▸ **TASK DETAILS**
Scan the lines below for "print"; report the number of lines that contain it, and only that.

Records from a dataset
(begin)

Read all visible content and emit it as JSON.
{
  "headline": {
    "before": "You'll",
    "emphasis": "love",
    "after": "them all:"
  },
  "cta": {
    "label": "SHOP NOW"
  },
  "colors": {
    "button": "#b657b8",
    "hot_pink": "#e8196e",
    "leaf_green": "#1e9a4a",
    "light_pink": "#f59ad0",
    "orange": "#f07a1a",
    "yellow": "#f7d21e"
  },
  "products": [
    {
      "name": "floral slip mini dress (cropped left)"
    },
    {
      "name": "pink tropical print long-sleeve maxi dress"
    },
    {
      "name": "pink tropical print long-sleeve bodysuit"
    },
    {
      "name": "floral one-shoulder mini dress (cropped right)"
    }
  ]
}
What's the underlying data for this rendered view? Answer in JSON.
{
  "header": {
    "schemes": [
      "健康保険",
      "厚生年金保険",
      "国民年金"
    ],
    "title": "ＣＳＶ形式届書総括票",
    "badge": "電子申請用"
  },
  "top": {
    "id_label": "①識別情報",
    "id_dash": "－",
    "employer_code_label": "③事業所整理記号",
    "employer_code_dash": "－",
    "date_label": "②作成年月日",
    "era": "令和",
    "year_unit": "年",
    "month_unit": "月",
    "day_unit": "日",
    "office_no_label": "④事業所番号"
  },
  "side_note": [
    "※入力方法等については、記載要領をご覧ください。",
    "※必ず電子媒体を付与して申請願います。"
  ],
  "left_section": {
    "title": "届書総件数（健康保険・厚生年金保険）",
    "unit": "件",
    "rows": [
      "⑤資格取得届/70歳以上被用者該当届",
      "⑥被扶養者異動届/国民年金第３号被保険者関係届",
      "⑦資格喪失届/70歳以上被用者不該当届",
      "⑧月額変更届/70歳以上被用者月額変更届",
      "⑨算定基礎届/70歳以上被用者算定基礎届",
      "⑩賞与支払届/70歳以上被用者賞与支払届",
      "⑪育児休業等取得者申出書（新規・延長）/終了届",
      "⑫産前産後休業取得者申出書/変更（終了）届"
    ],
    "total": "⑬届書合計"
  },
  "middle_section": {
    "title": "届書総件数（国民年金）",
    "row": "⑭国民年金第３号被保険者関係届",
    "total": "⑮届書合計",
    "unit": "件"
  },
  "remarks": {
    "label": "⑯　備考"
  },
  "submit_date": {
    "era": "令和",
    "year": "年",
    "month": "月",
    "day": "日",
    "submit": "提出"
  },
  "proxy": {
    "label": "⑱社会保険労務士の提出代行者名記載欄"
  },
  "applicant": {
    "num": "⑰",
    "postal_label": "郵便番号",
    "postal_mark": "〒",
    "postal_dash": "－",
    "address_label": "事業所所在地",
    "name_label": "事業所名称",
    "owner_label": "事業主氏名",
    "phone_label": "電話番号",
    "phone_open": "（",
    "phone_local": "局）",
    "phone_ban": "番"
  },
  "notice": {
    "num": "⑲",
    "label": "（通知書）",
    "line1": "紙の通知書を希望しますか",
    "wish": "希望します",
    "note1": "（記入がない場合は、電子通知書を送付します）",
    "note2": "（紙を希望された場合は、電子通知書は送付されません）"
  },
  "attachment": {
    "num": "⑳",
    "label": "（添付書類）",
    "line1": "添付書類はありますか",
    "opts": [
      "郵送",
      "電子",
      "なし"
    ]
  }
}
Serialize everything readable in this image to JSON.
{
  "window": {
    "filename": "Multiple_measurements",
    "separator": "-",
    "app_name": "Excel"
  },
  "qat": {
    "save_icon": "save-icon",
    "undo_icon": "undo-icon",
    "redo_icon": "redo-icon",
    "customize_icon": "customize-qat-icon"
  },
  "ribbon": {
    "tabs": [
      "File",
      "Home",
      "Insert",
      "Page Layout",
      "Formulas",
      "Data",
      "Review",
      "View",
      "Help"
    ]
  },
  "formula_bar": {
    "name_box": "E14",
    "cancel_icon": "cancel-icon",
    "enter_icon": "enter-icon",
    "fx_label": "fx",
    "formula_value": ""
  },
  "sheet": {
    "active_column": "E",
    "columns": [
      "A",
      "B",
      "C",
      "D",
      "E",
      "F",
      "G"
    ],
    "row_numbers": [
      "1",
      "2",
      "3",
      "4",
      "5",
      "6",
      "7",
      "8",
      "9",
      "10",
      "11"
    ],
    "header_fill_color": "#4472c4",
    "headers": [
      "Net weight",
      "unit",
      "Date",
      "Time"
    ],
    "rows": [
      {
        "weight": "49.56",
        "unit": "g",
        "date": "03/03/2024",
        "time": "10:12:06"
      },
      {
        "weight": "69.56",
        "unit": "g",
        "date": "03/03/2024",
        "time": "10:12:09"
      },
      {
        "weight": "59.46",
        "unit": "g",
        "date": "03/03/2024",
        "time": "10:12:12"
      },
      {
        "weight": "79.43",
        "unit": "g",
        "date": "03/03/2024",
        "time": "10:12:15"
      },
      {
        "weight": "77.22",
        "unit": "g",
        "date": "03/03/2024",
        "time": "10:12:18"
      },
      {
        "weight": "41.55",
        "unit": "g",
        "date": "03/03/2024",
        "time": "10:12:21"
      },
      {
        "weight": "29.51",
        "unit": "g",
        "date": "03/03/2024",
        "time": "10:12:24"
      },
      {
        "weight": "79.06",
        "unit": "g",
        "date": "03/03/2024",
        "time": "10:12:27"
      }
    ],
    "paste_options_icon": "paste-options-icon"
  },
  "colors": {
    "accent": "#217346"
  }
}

(end)

▸ **OUTPUT**
2